━━ DATA EXTRACT ━━

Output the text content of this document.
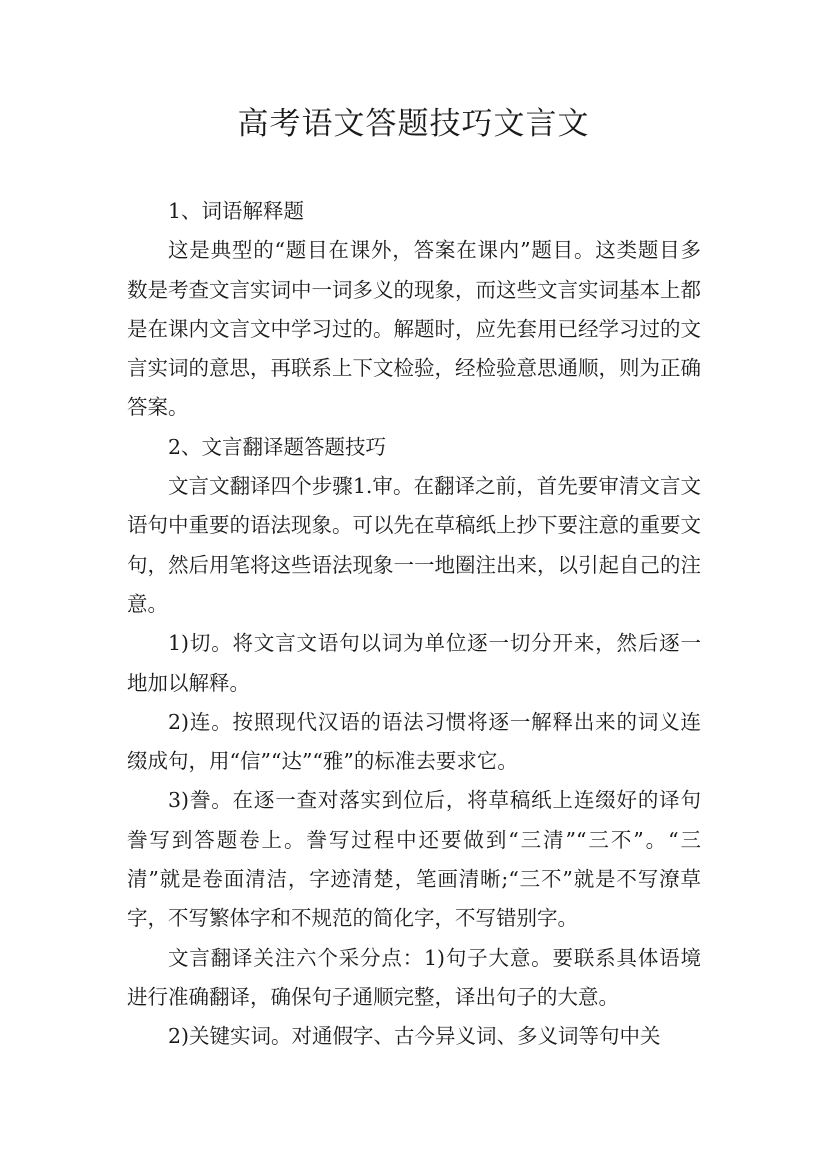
高考语文答题技巧文言文

1、词语解释题

这是典型的“题目在课外，答案在课内”题目。这类题目多数是考查文言实词中一词多义的现象，而这些文言实词基本上都是在课内文言文中学习过的。解题时，应先套用已经学习过的文言实词的意思，再联系上下文检验，经检验意思通顺，则为正确答案。

2、文言翻译题答题技巧

文言文翻译四个步骤1.审。在翻译之前，首先要审清文言文语句中重要的语法现象。可以先在草稿纸上抄下要注意的重要文句，然后用笔将这些语法现象一一地圈注出来，以引起自己的注意。

1)切。将文言文语句以词为单位逐一切分开来，然后逐一地加以解释。

2)连。按照现代汉语的语法习惯将逐一解释出来的词义连缀成句，用“信”“达”“雅”的标准去要求它。

3)誊。在逐一查对落实到位后，将草稿纸上连缀好的译句誊写到答题卷上。誊写过程中还要做到“三清”“三不”。“三清”就是卷面清洁，字迹清楚，笔画清晰;“三不”就是不写潦草字，不写繁体字和不规范的简化字，不写错别字。

文言翻译关注六个采分点：1)句子大意。要联系具体语境进行准确翻译，确保句子通顺完整，译出句子的大意。

2)关键实词。对通假字、古今异义词、多义词等句中关
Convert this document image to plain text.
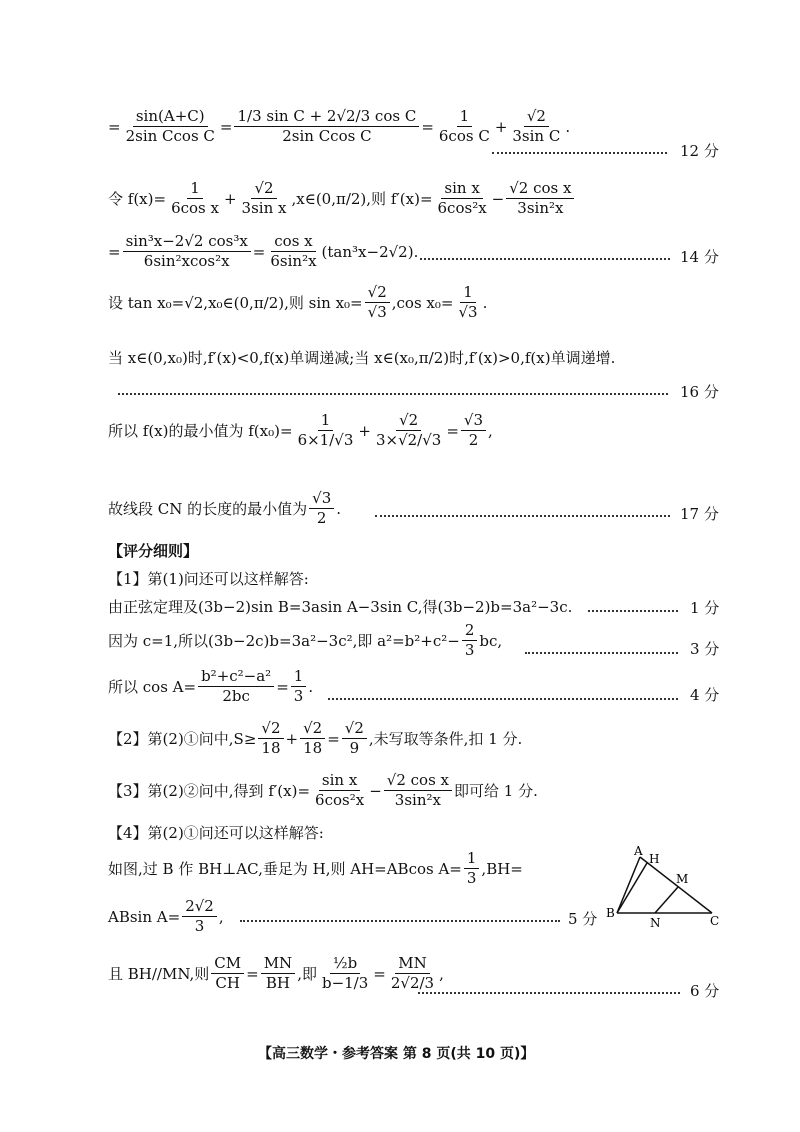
= $\frac{\sin(A+C)}{\text{2sin Ccos C}} = \frac{\text{1/3 sin C + 2√2/3 cos C}}{\text{2sin Ccos C}} = \frac{1}{\text{6cos C}} + \frac{√2}{\text{3sin C}}$ .
12 分
令 $f(x)= \frac{1}{\text{6cos x}} + \frac{√2}{\text{3sin x}}$ ,x∈(0,π/2),则 $f'(x)= \frac{\text{sin x}}{\text{6cos²x}} - \frac{\text{√2 cos x}}{\text{3sin²x}}$
= $\frac{\text{sin³x−2√2 cos³x}}{\text{6sin²xcos²x}} = \frac{\text{cos x}}{\text{6sin²x}} (\tan^3x-2√2)$.	14 分
设 tan x₀=√2,x₀∈(0,π/2),则 $\sin x_0= \frac{√2}{√3} ,\cos$ $x_0= \frac{1}{√3}$ .
当 x∈(0,x₀)时,f′(x)<0,f(x)单调递减;当 x∈(x₀,π/2)时,f′(x)>0,f(x)单调递增.
16 分
所以 f(x)的最小值为 $f(x_0)= \frac{1}{6\times 1/√3} + \frac{√2}{3\times√2/√3} = \frac{√3}{2}$ ,
故线段 CN 的长度的最小值为 $\frac{√3}{2}$ .	17 分
【评分细则】
【1】第(1)问还可以这样解答:
由正弦定理及(3b−2)sin B=3asin A−3sin C,得(3b−2)b=3a²−3c.	1 分
因为 c=1,所以(3b−2c)b=3a²−3c²,即 $a^2=b^2+c^2- \frac{2}{3}$ bc,	3 分
所以 $\cos A= \frac{\text{b²+c²−a²}}{2bc} = \frac{1}{3}$ .	4 分
【2】第(2)①问中$,S\ge \frac{√2}{18} + \frac{√2}{18} = \frac{√2}{9}$ ,未写取等条件,扣 1 分.
【3】第(2)②问中,得到 $f'(x)= \frac{\text{sin x}}{\text{6cos²x}} - \frac{\text{√2 cos x}}{\text{3sin²x}}$ 即可给 1 分.
【4】第(2)①问还可以这样解答:
如图,过 B 作 BH⊥AC,垂足为 H,则 AH=ABcos $A= \frac{1}{3} ,BH=$
ABsin $A= \frac{2√2}{3}$ ,	5 分
A
H
M
B
N	C
且 BH//MN,则 $\frac{CM}{CH} = \frac{MN}{BH}$ ,即 $\frac{\text{½b}}{b-1/3} = \frac{MN}{2√2/3}$ ,
6 分
【高三数学・参考答案 第 8 页(共 10 页)】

━━━

GOAL OF THE EXERCISE |
Check every line of the listing for the string "text" and report how many lines have it, as a number alone.

WORKED SOLUTION |
8